Your task >> Extract every entry word for word.
# START OF Extracted entries
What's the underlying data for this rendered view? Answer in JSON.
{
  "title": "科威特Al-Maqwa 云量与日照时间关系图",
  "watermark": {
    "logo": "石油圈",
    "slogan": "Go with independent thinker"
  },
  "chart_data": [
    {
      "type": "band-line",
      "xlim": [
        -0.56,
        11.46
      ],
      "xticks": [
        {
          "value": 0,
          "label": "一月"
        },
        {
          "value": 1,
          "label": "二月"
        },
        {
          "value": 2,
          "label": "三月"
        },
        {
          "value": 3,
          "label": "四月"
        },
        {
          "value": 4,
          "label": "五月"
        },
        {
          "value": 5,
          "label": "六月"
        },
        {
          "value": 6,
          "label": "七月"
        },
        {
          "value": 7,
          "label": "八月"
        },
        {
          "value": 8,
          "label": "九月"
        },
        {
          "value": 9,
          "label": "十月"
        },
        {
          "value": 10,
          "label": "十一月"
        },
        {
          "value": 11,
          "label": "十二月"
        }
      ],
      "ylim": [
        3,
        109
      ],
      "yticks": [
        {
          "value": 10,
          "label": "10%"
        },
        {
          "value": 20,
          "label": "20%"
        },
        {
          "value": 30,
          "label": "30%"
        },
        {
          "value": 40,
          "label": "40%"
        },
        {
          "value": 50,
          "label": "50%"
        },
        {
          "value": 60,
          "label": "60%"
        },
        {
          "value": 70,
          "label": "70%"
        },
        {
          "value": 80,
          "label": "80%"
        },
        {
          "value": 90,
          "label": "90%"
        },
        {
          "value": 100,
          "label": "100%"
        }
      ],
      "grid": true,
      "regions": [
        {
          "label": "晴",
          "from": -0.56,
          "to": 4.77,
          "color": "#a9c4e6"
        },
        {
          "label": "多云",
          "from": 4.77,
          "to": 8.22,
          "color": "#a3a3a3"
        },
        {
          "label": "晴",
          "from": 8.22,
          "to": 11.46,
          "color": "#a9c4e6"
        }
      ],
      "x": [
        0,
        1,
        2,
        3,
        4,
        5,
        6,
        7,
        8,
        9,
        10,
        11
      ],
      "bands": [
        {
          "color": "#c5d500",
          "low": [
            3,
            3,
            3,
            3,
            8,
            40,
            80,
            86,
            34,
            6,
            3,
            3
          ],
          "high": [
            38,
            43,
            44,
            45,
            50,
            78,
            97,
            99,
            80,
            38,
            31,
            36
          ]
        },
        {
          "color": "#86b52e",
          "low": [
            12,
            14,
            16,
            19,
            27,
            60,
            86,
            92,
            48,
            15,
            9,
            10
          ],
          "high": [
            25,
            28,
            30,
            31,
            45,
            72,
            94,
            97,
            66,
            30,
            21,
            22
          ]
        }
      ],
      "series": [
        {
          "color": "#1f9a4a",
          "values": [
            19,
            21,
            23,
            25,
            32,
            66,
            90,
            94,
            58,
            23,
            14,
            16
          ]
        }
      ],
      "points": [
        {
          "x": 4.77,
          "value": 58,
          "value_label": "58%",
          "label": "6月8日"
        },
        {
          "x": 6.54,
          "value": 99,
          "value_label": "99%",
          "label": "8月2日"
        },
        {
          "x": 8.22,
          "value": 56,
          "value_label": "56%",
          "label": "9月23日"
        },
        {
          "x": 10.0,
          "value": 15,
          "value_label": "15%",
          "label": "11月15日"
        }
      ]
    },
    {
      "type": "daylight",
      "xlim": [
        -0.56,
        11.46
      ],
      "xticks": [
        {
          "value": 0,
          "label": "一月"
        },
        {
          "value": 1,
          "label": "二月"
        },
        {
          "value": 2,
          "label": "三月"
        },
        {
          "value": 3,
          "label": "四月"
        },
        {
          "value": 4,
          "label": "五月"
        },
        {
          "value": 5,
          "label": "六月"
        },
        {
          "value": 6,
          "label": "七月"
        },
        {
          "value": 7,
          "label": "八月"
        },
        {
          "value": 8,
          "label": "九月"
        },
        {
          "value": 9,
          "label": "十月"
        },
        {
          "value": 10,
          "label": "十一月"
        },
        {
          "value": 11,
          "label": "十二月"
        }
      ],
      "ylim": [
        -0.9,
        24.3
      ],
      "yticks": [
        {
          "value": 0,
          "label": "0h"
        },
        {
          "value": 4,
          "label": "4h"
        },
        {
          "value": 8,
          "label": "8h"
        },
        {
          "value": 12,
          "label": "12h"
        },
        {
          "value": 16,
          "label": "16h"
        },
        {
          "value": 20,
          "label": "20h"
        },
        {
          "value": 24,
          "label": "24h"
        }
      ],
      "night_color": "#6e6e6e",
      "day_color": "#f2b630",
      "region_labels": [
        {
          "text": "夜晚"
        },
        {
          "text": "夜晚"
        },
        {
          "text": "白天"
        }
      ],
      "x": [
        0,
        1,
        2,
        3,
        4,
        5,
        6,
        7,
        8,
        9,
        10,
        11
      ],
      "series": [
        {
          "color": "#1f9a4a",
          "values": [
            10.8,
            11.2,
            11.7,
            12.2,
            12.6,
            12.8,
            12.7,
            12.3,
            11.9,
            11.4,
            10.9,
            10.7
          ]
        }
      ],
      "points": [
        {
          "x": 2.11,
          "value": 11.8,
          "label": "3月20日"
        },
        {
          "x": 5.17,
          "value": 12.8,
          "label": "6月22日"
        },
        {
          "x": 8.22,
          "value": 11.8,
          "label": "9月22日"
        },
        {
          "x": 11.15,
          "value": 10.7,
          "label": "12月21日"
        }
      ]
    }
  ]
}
# END OF Extracted entries
Written reply >>
What's the underlying data for this rendered view? Answer in JSON.
{
  "title": "科威特Al-Maqwa 云量与日照时间关系图",
  "watermark": {
    "logo": "石油圈",
    "slogan": "Go with independent thinker"
  },
  "chart_data": [
    {
      "type": "band-line",
      "xlim": [
        -0.56,
        11.46
      ],
      "xticks": [
        {
          "value": 0,
          "label": "一月"
        },
        {
          "value": 1,
          "label": "二月"
        },
        {
          "value": 2,
          "label": "三月"
        },
        {
          "value": 3,
          "label": "四月"
        },
        {
          "value": 4,
          "label": "五月"
        },
        {
          "value": 5,
          "label": "六月"
        },
        {
          "value": 6,
          "label": "七月"
        },
        {
          "value": 7,
          "label": "八月"
        },
        {
          "value": 8,
          "label": "九月"
        },
        {
          "value": 9,
          "label": "十月"
        },
        {
          "value": 10,
          "label": "十一月"
        },
        {
          "value": 11,
          "label": "十二月"
        }
      ],
      "ylim": [
        3,
        109
      ],
      "yticks": [
        {
          "value": 10,
          "label": "10%"
        },
        {
          "value": 20,
          "label": "20%"
        },
        {
          "value": 30,
          "label": "30%"
        },
        {
          "value": 40,
          "label": "40%"
        },
        {
          "value": 50,
          "label": "50%"
        },
        {
          "value": 60,
          "label": "60%"
        },
        {
          "value": 70,
          "label": "70%"
        },
        {
          "value": 80,
          "label": "80%"
        },
        {
          "value": 90,
          "label": "90%"
        },
        {
          "value": 100,
          "label": "100%"
        }
      ],
      "grid": true,
      "regions": [
        {
          "label": "晴",
          "from": -0.56,
          "to": 4.77,
          "color": "#a9c4e6"
        },
        {
          "label": "多云",
          "from": 4.77,
          "to": 8.22,
          "color": "#a3a3a3"
        },
        {
          "label": "晴",
          "from": 8.22,
          "to": 11.46,
          "color": "#a9c4e6"
        }
      ],
      "x": [
        0,
        1,
        2,
        3,
        4,
        5,
        6,
        7,
        8,
        9,
        10,
        11
      ],
      "bands": [
        {
          "color": "#c5d500",
          "low": [
            3,
            3,
            3,
            3,
            8,
            40,
            80,
            86,
            34,
            6,
            3,
            3
          ],
          "high": [
            38,
            43,
            44,
            45,
            50,
            78,
            97,
            99,
            80,
            38,
            31,
            36
          ]
        },
        {
          "color": "#86b52e",
          "low": [
            12,
            14,
            16,
            19,
            27,
            60,
            86,
            92,
            48,
            15,
            9,
            10
          ],
          "high": [
            25,
            28,
            30,
            31,
            45,
            72,
            94,
            97,
            66,
            30,
            21,
            22
          ]
        }
      ],
      "series": [
        {
          "color": "#1f9a4a",
          "values": [
            19,
            21,
            23,
            25,
            32,
            66,
            90,
            94,
            58,
            23,
            14,
            16
          ]
        }
      ],
      "points": [
        {
          "x": 4.77,
          "value": 58,
          "value_label": "58%",
          "label": "6月8日"
        },
        {
          "x": 6.54,
          "value": 99,
          "value_label": "99%",
          "label": "8月2日"
        },
        {
          "x": 8.22,
          "value": 56,
          "value_label": "56%",
          "label": "9月23日"
        },
        {
          "x": 10.0,
          "value": 15,
          "value_label": "15%",
          "label": "11月15日"
        }
      ]
    },
    {
      "type": "daylight",
      "xlim": [
        -0.56,
        11.46
      ],
      "xticks": [
        {
          "value": 0,
          "label": "一月"
        },
        {
          "value": 1,
          "label": "二月"
        },
        {
          "value": 2,
          "label": "三月"
        },
        {
          "value": 3,
          "label": "四月"
        },
        {
          "value": 4,
          "label": "五月"
        },
        {
          "value": 5,
          "label": "六月"
        },
        {
          "value": 6,
          "label": "七月"
        },
        {
          "value": 7,
          "label": "八月"
        },
        {
          "value": 8,
          "label": "九月"
        },
        {
          "value": 9,
          "label": "十月"
        },
        {
          "value": 10,
          "label": "十一月"
        },
        {
          "value": 11,
          "label": "十二月"
        }
      ],
      "ylim": [
        -0.9,
        24.3
      ],
      "yticks": [
        {
          "value": 0,
          "label": "0h"
        },
        {
          "value": 4,
          "label": "4h"
        },
        {
          "value": 8,
          "label": "8h"
        },
        {
          "value": 12,
          "label": "12h"
        },
        {
          "value": 16,
          "label": "16h"
        },
        {
          "value": 20,
          "label": "20h"
        },
        {
          "value": 24,
          "label": "24h"
        }
      ],
      "night_color": "#6e6e6e",
      "day_color": "#f2b630",
      "region_labels": [
        {
          "text": "夜晚"
        },
        {
          "text": "夜晚"
        },
        {
          "text": "白天"
        }
      ],
      "x": [
        0,
        1,
        2,
        3,
        4,
        5,
        6,
        7,
        8,
        9,
        10,
        11
      ],
      "series": [
        {
          "color": "#1f9a4a",
          "values": [
            10.8,
            11.2,
            11.7,
            12.2,
            12.6,
            12.8,
            12.7,
            12.3,
            11.9,
            11.4,
            10.9,
            10.7
          ]
        }
      ],
      "points": [
        {
          "x": 2.11,
          "value": 11.8,
          "label": "3月20日"
        },
        {
          "x": 5.17,
          "value": 12.8,
          "label": "6月22日"
        },
        {
          "x": 8.22,
          "value": 11.8,
          "label": "9月22日"
        },
        {
          "x": 11.15,
          "value": 10.7,
          "label": "12月21日"
        }
      ]
    }
  ]
}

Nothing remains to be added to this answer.